--- start ---
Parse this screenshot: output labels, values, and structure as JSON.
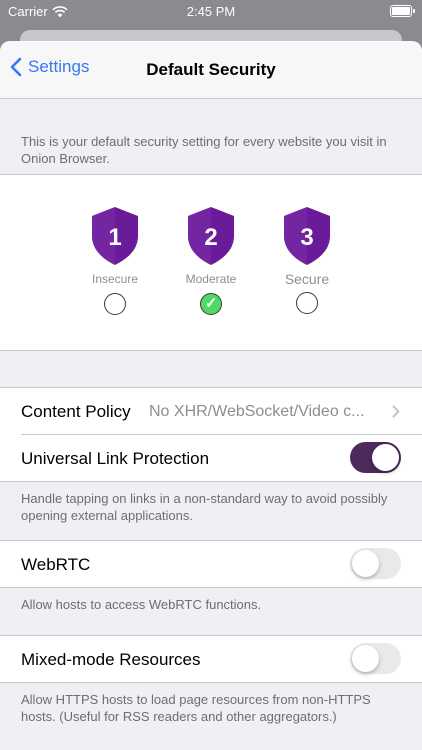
{
  "status_bar": {
    "carrier": "Carrier",
    "time": "2:45 PM"
  },
  "nav": {
    "back_label": "Settings",
    "title": "Default Security"
  },
  "intro_text": "This is your default security setting for every website you visit in Onion Browser.",
  "levels": [
    {
      "number": "1",
      "name": "Insecure",
      "selected": false
    },
    {
      "number": "2",
      "name": "Moderate",
      "selected": true
    },
    {
      "number": "3",
      "name": "Secure",
      "selected": false
    }
  ],
  "check_mark": "✓",
  "content_policy": {
    "label": "Content Policy",
    "value": "No XHR/WebSocket/Video c..."
  },
  "universal_link": {
    "label": "Universal Link Protection",
    "enabled": true,
    "footer": "Handle tapping on links in a non-standard way to avoid possibly opening external applications."
  },
  "webrtc": {
    "label": "WebRTC",
    "enabled": false,
    "footer": "Allow hosts to access WebRTC functions."
  },
  "mixed_mode": {
    "label": "Mixed-mode Resources",
    "enabled": false,
    "footer": "Allow HTTPS hosts to load page resources from non-HTTPS hosts. (Useful for RSS readers and other aggregators.)"
  },
  "colors": {
    "accent": "#3478f6",
    "shield_purple": "#6a1b9a",
    "toggle_on": "#4b2a5c",
    "check_green": "#4cd964"
  }
}
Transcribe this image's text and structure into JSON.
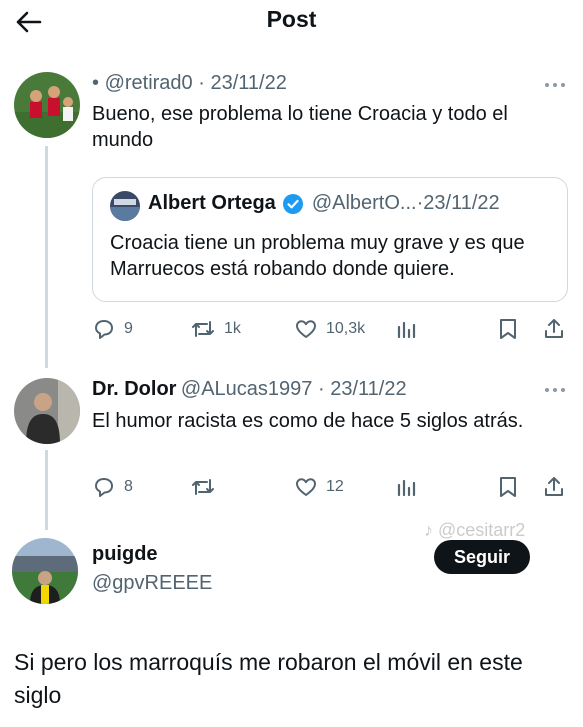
{
  "header": {
    "title": "Post"
  },
  "tweet1": {
    "handle": "@retirad0",
    "date": "23/11/22",
    "text": "Bueno, ese problema lo tiene Croacia y todo el mundo",
    "quote": {
      "name": "Albert Ortega",
      "handle": "@AlbertO...",
      "date": "23/11/22",
      "text": "Croacia tiene un problema muy grave y es que Marruecos está robando donde quiere."
    },
    "actions": {
      "replies": "9",
      "reposts": "1k",
      "likes": "10,3k"
    }
  },
  "tweet2": {
    "name": "Dr. Dolor",
    "handle": "@ALucas1997",
    "date": "23/11/22",
    "text": "El humor racista es como de hace 5 siglos atrás.",
    "actions": {
      "replies": "8",
      "reposts": "",
      "likes": "12"
    }
  },
  "main_post": {
    "name": "puigde",
    "handle": "@gpvREEEE",
    "follow_label": "Seguir",
    "text": "Si pero los marroquís me robaron el móvil en este siglo"
  },
  "watermark": {
    "text": "@cesitarr2"
  },
  "colors": {
    "text": "#0f1419",
    "muted": "#536471",
    "line": "#cfd9de",
    "verified": "#1d9bf0"
  },
  "icons": [
    "back-arrow-icon",
    "more-icon",
    "verified-badge-icon",
    "reply-icon",
    "repost-icon",
    "like-icon",
    "views-icon",
    "bookmark-icon",
    "share-icon",
    "tiktok-icon"
  ]
}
--- end ---
▶ Instructions to follow: From the listing above, collect each line in which the string "Allow" appears.

▶ Exercise answer:
    "footer": "Allow hosts to access WebRTC functions."
    "footer": "Allow HTTPS hosts to load page resources from non-HTTPS hosts. (Useful for RSS readers and other aggregators.)"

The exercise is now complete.